● WHAT THE TASK REQUIRES
Determine the number of lines containing the word "title", and state that figure alone.
+ + + + +
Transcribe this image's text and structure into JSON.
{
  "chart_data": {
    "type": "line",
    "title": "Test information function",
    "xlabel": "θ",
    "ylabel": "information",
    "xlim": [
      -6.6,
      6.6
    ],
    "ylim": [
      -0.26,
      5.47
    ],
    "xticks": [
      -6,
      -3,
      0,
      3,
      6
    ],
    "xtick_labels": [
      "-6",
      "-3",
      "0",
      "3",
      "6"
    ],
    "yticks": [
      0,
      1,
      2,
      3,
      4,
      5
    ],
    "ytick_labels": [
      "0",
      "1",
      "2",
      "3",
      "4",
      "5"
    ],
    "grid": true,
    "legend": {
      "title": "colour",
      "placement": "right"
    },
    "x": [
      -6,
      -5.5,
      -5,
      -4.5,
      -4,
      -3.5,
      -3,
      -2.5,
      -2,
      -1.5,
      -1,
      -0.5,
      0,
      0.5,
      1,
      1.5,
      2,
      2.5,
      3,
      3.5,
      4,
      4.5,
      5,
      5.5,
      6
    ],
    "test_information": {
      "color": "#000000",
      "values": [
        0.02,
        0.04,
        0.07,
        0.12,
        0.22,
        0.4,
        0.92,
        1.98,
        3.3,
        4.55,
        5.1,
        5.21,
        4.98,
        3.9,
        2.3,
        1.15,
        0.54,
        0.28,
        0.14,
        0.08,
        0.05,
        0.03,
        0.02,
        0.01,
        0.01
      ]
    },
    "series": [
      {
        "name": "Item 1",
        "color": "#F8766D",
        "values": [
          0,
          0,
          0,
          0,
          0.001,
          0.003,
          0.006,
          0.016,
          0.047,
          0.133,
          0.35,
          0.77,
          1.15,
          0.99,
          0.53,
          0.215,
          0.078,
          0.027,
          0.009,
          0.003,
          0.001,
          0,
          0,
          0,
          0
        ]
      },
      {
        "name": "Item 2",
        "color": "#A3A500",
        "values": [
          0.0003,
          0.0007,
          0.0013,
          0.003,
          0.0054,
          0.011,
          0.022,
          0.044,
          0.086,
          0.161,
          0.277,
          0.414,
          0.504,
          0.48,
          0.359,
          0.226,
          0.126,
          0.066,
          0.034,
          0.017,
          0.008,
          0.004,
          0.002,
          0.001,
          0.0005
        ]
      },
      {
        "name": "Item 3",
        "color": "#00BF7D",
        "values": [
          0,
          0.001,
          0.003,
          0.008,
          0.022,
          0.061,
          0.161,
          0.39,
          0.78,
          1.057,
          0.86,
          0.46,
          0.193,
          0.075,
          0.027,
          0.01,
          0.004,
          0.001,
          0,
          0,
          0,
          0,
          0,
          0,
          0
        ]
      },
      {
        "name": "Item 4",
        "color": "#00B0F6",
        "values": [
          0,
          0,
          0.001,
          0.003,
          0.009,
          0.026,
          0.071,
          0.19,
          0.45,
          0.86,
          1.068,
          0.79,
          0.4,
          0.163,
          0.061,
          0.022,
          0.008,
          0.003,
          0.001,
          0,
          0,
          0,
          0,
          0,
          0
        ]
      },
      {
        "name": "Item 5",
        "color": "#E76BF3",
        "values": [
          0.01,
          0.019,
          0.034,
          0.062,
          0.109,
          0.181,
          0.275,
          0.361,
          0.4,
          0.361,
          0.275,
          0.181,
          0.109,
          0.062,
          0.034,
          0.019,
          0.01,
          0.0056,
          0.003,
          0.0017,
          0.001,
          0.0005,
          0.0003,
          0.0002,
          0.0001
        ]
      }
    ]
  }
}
+ + + + +
● FULL SOLUTION
2